[Data entries]
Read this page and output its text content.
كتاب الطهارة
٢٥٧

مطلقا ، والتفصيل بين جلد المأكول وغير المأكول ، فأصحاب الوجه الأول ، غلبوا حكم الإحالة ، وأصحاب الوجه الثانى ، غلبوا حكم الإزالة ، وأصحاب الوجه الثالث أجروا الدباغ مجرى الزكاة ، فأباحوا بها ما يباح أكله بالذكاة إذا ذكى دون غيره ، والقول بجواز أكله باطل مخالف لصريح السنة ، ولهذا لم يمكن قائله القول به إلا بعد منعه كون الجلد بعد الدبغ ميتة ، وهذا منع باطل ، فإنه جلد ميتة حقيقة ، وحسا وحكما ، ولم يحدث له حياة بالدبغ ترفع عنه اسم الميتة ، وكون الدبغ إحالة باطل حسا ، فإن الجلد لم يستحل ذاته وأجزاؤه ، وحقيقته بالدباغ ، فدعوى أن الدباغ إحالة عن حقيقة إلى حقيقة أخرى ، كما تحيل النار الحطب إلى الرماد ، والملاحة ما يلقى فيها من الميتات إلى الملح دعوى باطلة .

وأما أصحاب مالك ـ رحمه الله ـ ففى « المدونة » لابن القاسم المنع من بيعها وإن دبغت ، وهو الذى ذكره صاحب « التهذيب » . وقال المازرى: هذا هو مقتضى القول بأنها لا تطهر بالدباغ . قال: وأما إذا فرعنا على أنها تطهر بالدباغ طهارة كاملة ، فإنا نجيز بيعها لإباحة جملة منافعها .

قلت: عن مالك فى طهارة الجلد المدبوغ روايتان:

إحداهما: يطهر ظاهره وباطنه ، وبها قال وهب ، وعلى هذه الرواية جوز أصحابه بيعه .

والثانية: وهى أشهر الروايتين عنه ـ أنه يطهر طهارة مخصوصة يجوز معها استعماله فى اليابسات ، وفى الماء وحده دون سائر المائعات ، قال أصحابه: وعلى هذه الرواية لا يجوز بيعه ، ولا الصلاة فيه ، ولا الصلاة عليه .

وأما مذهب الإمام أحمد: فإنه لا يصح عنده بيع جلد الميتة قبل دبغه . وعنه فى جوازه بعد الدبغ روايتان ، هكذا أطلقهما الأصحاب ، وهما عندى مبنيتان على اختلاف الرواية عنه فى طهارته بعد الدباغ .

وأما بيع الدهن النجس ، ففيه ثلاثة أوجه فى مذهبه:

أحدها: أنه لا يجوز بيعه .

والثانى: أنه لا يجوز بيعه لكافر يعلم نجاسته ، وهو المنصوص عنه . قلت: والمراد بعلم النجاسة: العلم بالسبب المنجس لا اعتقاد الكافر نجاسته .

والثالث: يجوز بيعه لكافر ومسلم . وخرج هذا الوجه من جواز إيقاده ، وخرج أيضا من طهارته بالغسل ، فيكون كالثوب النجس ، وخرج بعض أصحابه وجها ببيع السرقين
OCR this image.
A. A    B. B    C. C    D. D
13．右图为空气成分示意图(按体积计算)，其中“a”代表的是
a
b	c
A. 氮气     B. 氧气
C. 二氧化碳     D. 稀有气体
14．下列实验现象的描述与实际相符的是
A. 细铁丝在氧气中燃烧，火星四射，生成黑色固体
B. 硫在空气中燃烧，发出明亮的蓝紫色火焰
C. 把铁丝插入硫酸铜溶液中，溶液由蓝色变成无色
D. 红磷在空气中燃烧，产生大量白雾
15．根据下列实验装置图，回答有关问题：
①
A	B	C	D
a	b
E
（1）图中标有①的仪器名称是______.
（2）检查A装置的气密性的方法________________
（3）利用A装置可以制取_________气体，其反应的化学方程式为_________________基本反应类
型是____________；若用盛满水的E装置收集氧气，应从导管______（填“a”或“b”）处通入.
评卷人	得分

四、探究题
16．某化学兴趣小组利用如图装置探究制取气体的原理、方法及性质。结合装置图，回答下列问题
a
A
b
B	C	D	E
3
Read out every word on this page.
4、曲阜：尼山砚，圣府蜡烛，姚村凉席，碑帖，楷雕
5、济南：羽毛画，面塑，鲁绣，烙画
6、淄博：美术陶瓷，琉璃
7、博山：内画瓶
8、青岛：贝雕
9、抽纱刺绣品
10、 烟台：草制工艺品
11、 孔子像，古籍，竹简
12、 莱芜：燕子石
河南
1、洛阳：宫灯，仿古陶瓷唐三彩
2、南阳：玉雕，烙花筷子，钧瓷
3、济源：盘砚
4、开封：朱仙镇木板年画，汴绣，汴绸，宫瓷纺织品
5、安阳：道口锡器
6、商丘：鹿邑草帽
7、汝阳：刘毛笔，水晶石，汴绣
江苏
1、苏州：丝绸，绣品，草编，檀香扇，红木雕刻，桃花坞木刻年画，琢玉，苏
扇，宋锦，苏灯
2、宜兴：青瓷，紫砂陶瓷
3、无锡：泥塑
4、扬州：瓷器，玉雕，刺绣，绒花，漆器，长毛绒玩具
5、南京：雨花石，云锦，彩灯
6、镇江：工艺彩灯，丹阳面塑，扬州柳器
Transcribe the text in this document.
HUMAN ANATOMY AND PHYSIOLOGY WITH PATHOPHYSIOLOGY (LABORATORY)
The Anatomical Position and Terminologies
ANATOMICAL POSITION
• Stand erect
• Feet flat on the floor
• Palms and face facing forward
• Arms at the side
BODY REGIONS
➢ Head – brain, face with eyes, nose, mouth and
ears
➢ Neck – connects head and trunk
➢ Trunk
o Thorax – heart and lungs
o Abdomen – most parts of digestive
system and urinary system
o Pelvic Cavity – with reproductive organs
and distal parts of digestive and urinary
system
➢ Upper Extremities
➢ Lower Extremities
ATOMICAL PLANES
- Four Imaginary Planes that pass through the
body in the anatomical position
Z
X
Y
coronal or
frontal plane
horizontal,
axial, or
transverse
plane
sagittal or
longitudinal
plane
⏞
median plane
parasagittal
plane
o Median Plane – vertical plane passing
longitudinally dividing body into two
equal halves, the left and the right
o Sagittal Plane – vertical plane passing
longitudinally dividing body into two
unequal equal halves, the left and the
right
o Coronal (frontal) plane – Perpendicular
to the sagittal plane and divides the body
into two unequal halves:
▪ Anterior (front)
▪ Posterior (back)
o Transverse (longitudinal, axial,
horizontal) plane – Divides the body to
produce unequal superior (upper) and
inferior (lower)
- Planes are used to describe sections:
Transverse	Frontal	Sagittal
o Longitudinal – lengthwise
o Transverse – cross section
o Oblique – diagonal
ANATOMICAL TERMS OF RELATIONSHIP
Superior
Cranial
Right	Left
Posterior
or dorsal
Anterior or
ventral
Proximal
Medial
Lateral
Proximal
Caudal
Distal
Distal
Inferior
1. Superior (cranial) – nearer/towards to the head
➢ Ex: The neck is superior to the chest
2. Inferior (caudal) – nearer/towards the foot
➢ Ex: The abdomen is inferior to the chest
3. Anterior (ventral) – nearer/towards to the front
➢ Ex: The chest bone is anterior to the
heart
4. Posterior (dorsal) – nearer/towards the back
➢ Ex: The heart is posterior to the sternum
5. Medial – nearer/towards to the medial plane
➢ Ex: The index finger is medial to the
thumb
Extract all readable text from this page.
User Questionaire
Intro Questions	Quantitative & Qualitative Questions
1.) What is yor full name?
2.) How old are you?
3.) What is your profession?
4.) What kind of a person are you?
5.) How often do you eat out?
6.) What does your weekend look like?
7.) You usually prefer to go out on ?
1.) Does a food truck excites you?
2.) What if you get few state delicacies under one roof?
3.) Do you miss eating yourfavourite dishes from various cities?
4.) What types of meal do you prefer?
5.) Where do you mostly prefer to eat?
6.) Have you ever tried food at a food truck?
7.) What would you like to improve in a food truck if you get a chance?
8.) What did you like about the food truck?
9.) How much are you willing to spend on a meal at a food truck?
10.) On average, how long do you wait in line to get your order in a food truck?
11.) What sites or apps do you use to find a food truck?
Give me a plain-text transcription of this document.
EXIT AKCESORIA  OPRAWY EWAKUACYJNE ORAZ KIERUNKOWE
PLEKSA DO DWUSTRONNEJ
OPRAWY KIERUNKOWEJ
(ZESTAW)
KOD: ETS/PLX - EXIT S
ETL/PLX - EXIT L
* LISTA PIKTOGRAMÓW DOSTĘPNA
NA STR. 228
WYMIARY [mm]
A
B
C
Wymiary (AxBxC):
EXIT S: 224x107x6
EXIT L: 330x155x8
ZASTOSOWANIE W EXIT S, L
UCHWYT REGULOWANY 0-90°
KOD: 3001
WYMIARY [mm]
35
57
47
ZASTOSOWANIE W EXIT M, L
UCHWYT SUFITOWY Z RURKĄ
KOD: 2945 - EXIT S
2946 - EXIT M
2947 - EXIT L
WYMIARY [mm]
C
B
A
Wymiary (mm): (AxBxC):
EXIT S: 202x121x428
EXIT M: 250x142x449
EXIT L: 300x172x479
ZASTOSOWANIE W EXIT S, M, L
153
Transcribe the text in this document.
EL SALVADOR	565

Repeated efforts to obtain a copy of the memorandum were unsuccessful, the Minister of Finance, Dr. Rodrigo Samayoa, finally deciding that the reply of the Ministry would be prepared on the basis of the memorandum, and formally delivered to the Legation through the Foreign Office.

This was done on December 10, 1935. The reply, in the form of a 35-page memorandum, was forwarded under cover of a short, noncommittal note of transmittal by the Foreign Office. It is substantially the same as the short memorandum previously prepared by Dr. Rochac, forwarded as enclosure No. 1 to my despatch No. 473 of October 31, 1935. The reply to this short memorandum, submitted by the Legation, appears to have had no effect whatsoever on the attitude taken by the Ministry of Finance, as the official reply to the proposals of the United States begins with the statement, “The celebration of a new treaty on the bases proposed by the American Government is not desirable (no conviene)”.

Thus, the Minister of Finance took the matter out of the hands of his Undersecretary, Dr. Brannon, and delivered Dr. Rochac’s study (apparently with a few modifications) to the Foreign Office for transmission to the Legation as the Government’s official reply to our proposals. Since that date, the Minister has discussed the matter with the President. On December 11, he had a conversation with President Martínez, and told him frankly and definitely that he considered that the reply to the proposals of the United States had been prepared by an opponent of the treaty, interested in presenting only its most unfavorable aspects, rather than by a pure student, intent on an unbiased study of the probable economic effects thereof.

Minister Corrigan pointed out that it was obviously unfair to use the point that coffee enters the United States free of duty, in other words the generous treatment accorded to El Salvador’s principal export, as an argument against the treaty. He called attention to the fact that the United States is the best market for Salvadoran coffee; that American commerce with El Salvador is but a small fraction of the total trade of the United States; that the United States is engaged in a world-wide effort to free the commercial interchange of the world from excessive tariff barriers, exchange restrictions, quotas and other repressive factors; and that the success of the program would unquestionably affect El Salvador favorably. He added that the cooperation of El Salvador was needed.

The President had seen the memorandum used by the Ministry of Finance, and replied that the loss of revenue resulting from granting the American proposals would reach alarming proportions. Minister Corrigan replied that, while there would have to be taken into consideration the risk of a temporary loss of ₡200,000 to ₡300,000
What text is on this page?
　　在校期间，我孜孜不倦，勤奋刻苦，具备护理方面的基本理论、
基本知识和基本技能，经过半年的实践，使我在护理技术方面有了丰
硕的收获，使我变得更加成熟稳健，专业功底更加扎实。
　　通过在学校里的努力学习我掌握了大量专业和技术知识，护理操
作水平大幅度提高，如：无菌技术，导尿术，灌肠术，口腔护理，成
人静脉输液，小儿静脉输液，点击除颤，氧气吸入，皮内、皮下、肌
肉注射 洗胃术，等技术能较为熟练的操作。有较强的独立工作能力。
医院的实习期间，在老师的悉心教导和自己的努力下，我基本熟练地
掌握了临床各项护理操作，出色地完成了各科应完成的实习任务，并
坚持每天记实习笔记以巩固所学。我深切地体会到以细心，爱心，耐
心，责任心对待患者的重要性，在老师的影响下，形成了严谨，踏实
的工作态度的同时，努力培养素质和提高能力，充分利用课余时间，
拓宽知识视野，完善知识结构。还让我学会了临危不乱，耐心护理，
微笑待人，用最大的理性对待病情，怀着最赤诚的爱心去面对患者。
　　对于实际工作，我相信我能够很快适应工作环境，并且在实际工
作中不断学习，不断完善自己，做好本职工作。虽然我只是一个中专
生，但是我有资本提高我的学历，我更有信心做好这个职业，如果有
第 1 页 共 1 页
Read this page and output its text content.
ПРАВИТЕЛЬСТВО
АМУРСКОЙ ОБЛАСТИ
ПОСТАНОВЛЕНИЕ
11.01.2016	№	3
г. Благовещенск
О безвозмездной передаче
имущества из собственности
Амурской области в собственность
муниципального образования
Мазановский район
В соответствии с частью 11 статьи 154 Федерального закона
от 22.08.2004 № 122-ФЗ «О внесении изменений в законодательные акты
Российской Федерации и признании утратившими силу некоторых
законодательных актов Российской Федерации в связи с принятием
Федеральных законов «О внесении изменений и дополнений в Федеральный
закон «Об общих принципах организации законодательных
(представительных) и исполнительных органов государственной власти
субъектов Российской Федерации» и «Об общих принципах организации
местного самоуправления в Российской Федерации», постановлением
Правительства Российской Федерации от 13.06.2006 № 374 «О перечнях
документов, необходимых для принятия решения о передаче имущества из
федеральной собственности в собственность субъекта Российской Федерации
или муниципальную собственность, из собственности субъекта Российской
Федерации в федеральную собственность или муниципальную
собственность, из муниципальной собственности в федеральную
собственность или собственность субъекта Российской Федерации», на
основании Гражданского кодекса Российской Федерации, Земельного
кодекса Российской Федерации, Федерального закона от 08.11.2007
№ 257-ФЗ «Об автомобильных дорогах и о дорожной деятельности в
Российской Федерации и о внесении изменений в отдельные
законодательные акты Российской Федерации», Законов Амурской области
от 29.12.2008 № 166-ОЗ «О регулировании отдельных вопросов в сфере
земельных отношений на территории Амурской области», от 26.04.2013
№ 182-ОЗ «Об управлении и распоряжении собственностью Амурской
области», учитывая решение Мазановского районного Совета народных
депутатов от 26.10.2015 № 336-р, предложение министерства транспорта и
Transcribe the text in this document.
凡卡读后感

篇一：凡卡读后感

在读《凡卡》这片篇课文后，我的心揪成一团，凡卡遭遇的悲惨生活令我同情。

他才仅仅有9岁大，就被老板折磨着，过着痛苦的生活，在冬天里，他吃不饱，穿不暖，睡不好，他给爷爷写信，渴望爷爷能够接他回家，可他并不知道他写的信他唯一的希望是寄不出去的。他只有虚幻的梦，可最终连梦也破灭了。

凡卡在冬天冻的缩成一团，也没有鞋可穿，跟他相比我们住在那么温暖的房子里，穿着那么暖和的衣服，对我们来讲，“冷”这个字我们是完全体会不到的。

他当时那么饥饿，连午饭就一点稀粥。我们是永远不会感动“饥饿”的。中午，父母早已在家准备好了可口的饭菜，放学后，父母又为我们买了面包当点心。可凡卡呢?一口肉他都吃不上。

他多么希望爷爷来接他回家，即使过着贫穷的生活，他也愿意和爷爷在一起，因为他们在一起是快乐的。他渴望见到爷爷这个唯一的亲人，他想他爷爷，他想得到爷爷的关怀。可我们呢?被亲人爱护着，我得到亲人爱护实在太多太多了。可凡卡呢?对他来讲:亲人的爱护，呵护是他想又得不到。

YOUR INSTRUCTIONS: Your answer should be only a number: how many lines of the data above contain the string "digestive"?

THE SOLUTION: 2